Output each entry that follows exactly. Images stay out.

◇ ◇ ◇ ◇

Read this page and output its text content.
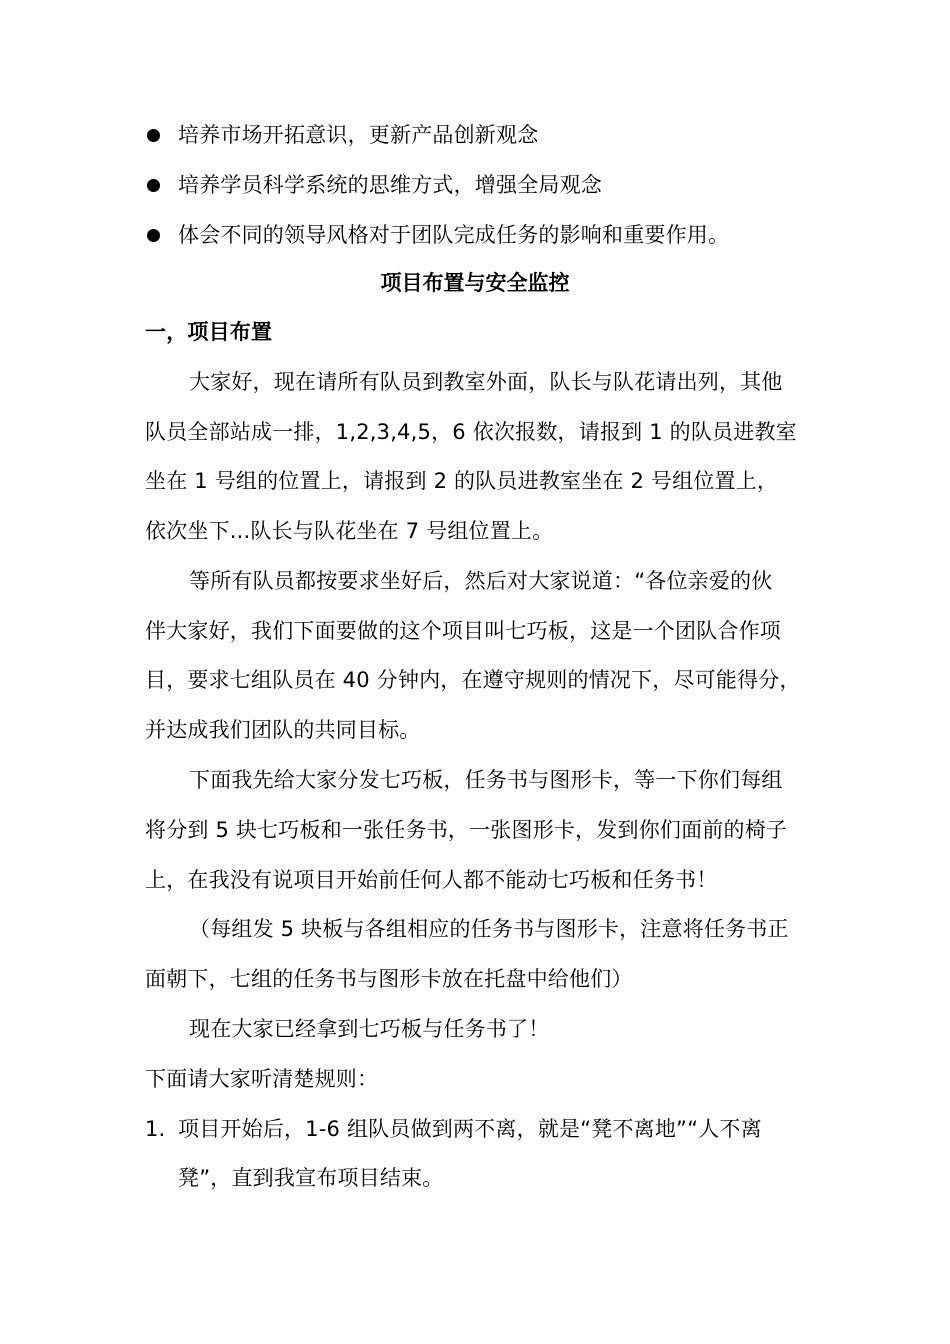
培养市场开拓意识，更新产品创新观念
培养学员科学系统的思维方式，增强全局观念
体会不同的领导风格对于团队完成任务的影响和重要作用。
项目布置与安全监控
一，项目布置
大家好，现在请所有队员到教室外面，队长与队花请出列，其他
队员全部站成一排，1,2,3,4,5，6 依次报数，请报到 1 的队员进教室
坐在 1 号组的位置上，请报到 2 的队员进教室坐在 2 号组位置上，
依次坐下...队长与队花坐在 7 号组位置上。
等所有队员都按要求坐好后，然后对大家说道：“各位亲爱的伙
伴大家好，我们下面要做的这个项目叫七巧板，这是一个团队合作项
目，要求七组队员在 40 分钟内，在遵守规则的情况下，尽可能得分，
并达成我们团队的共同目标。
下面我先给大家分发七巧板，任务书与图形卡，等一下你们每组
将分到 5 块七巧板和一张任务书，一张图形卡，发到你们面前的椅子
上，在我没有说项目开始前任何人都不能动七巧板和任务书！
（每组发 5 块板与各组相应的任务书与图形卡，注意将任务书正
面朝下，七组的任务书与图形卡放在托盘中给他们）
现在大家已经拿到七巧板与任务书了！
下面请大家听清楚规则：
1. 项目开始后，1-6 组队员做到两不离，就是“凳不离地”“人不离
凳”，直到我宣布项目结束。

◇ ◇ ◇ ◇

* _Solution for this problem_
Read this page and output its text content.
培养市场开拓意识，更新产品创新观念
培养学员科学系统的思维方式，增强全局观念
体会不同的领导风格对于团队完成任务的影响和重要作用。
项目布置与安全监控
一，项目布置
大家好，现在请所有队员到教室外面，队长与队花请出列，其他
队员全部站成一排，1,2,3,4,5，6 依次报数，请报到 1 的队员进教室
坐在 1 号组的位置上，请报到 2 的队员进教室坐在 2 号组位置上，
依次坐下...队长与队花坐在 7 号组位置上。
等所有队员都按要求坐好后，然后对大家说道：“各位亲爱的伙
伴大家好，我们下面要做的这个项目叫七巧板，这是一个团队合作项
目，要求七组队员在 40 分钟内，在遵守规则的情况下，尽可能得分，
并达成我们团队的共同目标。
下面我先给大家分发七巧板，任务书与图形卡，等一下你们每组
将分到 5 块七巧板和一张任务书，一张图形卡，发到你们面前的椅子
上，在我没有说项目开始前任何人都不能动七巧板和任务书！
（每组发 5 块板与各组相应的任务书与图形卡，注意将任务书正
面朝下，七组的任务书与图形卡放在托盘中给他们）
现在大家已经拿到七巧板与任务书了！
下面请大家听清楚规则：
1. 项目开始后，1-6 组队员做到两不离，就是“凳不离地”“人不离
凳”，直到我宣布项目结束。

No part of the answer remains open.